▸ Problem
Please reproduce everything from the start of the records down to the line containing "page-description-line1: Hologres is", with both ends included.

▸ Items from a data source
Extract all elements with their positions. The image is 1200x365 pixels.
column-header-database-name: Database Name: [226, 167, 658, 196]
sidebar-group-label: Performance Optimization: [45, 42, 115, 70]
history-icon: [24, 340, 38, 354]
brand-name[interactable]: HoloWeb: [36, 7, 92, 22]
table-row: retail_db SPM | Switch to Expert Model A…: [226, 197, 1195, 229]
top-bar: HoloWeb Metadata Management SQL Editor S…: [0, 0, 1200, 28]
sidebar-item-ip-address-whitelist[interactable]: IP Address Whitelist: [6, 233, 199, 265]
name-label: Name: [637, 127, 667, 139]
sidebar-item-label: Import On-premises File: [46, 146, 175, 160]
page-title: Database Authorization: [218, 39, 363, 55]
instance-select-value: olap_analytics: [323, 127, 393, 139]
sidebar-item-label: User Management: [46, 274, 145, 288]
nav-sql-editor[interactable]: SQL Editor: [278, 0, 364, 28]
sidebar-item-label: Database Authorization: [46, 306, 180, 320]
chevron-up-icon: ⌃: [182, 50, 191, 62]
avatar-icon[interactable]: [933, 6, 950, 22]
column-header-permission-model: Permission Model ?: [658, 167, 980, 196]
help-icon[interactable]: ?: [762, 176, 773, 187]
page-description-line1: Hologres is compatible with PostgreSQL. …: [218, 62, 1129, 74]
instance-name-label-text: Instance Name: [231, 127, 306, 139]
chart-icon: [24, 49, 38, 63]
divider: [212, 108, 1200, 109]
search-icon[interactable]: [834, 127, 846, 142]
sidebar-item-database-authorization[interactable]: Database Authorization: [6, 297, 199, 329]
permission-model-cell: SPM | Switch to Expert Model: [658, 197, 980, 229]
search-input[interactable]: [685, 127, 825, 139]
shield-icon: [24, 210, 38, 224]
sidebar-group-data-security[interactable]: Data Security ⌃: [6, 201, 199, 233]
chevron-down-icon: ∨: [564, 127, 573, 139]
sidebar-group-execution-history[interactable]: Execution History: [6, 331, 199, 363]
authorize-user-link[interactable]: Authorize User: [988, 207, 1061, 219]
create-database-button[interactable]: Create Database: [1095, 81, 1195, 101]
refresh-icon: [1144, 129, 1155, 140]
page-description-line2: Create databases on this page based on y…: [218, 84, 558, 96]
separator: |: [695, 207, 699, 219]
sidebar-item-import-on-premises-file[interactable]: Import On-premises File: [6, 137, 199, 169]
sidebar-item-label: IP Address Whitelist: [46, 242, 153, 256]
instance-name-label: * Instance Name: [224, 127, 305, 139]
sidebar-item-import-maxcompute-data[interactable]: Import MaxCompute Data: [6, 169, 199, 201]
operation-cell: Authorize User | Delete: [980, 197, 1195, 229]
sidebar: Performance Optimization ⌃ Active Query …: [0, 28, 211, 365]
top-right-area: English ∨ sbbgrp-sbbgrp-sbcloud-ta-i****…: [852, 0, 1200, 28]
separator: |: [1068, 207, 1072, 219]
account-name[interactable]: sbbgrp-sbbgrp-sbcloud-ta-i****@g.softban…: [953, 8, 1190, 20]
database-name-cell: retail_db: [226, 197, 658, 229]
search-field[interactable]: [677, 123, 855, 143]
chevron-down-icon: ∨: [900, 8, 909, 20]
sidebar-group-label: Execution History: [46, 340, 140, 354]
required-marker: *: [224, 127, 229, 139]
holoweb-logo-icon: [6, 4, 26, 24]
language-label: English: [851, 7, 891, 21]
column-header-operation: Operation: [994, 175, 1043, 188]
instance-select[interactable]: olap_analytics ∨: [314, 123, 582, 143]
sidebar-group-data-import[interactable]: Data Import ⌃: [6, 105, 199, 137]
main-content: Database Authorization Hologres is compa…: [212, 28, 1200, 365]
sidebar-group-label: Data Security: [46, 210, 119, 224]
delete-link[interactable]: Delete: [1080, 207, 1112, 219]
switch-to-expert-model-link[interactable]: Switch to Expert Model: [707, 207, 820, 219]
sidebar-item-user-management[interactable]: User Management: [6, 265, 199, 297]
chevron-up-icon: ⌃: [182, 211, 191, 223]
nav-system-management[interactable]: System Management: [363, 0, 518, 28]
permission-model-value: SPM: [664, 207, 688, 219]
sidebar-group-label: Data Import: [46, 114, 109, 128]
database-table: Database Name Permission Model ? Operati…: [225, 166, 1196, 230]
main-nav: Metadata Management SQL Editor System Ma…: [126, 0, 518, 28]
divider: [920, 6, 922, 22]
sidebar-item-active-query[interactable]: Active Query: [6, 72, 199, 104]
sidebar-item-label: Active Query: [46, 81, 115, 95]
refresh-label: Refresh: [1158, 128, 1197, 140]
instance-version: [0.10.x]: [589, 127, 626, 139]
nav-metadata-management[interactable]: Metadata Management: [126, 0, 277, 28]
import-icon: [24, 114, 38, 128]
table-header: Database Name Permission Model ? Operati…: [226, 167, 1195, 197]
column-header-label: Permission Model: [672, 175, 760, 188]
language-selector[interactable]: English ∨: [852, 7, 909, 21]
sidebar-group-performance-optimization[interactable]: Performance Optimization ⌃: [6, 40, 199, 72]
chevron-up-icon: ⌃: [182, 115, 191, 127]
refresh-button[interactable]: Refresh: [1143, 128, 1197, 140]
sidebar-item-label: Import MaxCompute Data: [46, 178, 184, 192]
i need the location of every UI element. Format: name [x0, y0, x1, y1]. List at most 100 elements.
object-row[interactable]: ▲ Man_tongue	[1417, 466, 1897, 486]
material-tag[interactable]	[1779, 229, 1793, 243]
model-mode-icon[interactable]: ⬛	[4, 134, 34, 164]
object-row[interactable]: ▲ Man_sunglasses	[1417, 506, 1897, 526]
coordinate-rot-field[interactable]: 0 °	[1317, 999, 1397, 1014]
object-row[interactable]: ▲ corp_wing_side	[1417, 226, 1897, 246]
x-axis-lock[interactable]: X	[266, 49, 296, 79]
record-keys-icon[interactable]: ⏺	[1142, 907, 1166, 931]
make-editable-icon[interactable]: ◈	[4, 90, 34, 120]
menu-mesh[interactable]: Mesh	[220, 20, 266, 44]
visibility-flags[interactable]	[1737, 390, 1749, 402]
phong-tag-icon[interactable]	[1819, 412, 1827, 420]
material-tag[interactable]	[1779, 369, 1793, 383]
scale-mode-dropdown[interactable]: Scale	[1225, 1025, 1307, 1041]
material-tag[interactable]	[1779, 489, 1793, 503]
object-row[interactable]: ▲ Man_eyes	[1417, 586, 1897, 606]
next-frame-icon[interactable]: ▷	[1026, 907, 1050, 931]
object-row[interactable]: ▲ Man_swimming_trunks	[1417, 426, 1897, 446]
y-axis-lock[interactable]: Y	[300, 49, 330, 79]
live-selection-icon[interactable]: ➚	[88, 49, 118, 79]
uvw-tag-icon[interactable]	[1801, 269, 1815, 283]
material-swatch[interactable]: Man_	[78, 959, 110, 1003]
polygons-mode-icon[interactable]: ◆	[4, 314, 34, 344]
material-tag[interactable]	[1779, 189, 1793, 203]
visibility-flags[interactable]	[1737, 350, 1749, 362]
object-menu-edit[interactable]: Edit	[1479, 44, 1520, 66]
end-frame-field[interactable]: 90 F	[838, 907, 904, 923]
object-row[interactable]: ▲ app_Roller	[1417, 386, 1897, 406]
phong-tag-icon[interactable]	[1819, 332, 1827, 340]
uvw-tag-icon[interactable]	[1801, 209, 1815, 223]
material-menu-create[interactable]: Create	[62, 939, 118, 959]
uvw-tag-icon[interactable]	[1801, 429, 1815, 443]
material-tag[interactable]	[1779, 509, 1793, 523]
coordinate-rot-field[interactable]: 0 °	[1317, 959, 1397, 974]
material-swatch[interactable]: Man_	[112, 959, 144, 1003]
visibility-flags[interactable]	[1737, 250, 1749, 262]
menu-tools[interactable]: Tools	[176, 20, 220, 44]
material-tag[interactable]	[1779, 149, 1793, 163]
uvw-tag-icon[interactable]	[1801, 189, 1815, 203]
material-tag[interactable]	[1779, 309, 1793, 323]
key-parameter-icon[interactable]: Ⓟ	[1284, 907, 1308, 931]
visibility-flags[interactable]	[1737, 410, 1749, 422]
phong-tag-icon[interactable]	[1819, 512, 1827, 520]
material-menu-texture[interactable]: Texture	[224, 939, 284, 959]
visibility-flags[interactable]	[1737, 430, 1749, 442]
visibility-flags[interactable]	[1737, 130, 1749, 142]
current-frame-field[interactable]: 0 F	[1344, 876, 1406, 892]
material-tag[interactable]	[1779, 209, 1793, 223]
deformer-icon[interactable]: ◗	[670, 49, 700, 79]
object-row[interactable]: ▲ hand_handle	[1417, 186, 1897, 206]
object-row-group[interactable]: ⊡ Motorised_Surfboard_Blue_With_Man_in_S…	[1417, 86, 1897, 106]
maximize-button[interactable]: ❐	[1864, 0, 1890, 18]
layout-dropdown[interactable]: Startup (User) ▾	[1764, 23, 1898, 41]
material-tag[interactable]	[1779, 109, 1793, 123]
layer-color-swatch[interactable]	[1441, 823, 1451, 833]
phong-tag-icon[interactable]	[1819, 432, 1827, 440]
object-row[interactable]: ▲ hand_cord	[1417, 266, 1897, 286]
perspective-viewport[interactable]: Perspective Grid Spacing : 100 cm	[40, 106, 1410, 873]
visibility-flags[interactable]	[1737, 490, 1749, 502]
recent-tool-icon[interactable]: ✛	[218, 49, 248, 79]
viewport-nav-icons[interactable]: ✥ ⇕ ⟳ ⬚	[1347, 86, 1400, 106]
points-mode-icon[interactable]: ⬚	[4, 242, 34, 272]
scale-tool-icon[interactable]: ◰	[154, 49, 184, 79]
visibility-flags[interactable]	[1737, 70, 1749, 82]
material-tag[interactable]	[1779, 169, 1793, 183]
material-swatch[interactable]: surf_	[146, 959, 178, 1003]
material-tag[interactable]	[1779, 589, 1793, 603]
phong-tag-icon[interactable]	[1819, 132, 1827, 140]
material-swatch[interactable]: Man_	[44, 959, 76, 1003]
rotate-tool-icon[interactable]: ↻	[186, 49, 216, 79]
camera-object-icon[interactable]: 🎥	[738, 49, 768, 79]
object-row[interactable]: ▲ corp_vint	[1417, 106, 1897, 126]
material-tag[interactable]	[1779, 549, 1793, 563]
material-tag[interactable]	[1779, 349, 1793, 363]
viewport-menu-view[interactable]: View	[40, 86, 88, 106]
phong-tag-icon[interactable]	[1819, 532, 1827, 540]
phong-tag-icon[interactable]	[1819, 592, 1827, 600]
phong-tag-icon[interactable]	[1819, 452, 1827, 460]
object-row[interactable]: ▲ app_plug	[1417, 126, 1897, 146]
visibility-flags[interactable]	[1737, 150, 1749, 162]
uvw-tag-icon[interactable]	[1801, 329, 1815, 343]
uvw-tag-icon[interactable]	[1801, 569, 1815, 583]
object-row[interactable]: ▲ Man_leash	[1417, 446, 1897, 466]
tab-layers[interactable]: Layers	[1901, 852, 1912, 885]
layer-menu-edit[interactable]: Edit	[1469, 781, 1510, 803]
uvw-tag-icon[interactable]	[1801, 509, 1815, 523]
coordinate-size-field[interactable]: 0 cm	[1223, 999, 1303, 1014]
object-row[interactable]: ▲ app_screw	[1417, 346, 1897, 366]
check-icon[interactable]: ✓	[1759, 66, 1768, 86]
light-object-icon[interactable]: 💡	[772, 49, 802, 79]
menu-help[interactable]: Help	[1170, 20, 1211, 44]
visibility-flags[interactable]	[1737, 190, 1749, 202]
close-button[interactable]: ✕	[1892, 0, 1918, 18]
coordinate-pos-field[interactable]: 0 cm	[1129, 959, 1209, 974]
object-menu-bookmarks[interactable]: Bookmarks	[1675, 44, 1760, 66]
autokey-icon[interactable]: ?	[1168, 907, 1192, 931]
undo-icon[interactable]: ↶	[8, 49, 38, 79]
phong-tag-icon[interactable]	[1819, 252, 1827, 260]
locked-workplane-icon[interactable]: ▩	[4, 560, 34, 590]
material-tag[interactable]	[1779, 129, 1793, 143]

▸ Output
Extract all elements with their positions. The image is 1200x365 pixels.
column-header-database-name: Database Name: [226, 167, 658, 196]
sidebar-group-label: Performance Optimization: [45, 42, 115, 70]
history-icon: [24, 340, 38, 354]
brand-name[interactable]: HoloWeb: [36, 7, 92, 22]
table-row: retail_db SPM | Switch to Expert Model A…: [226, 197, 1195, 229]
top-bar: HoloWeb Metadata Management SQL Editor S…: [0, 0, 1200, 28]
sidebar-item-ip-address-whitelist[interactable]: IP Address Whitelist: [6, 233, 199, 265]
name-label: Name: [637, 127, 667, 139]
sidebar-item-label: Import On-premises File: [46, 146, 175, 160]
page-title: Database Authorization: [218, 39, 363, 55]
instance-select-value: olap_analytics: [323, 127, 393, 139]
sidebar-item-label: User Management: [46, 274, 145, 288]
nav-sql-editor[interactable]: SQL Editor: [278, 0, 364, 28]
sidebar-item-label: Database Authorization: [46, 306, 180, 320]
chevron-up-icon: ⌃: [182, 50, 191, 62]
avatar-icon[interactable]: [933, 6, 950, 22]
column-header-permission-model: Permission Model ?: [658, 167, 980, 196]
help-icon[interactable]: ?: [762, 176, 773, 187]
page-description-line1: Hologres is compatible with PostgreSQL. …: [218, 62, 1129, 74]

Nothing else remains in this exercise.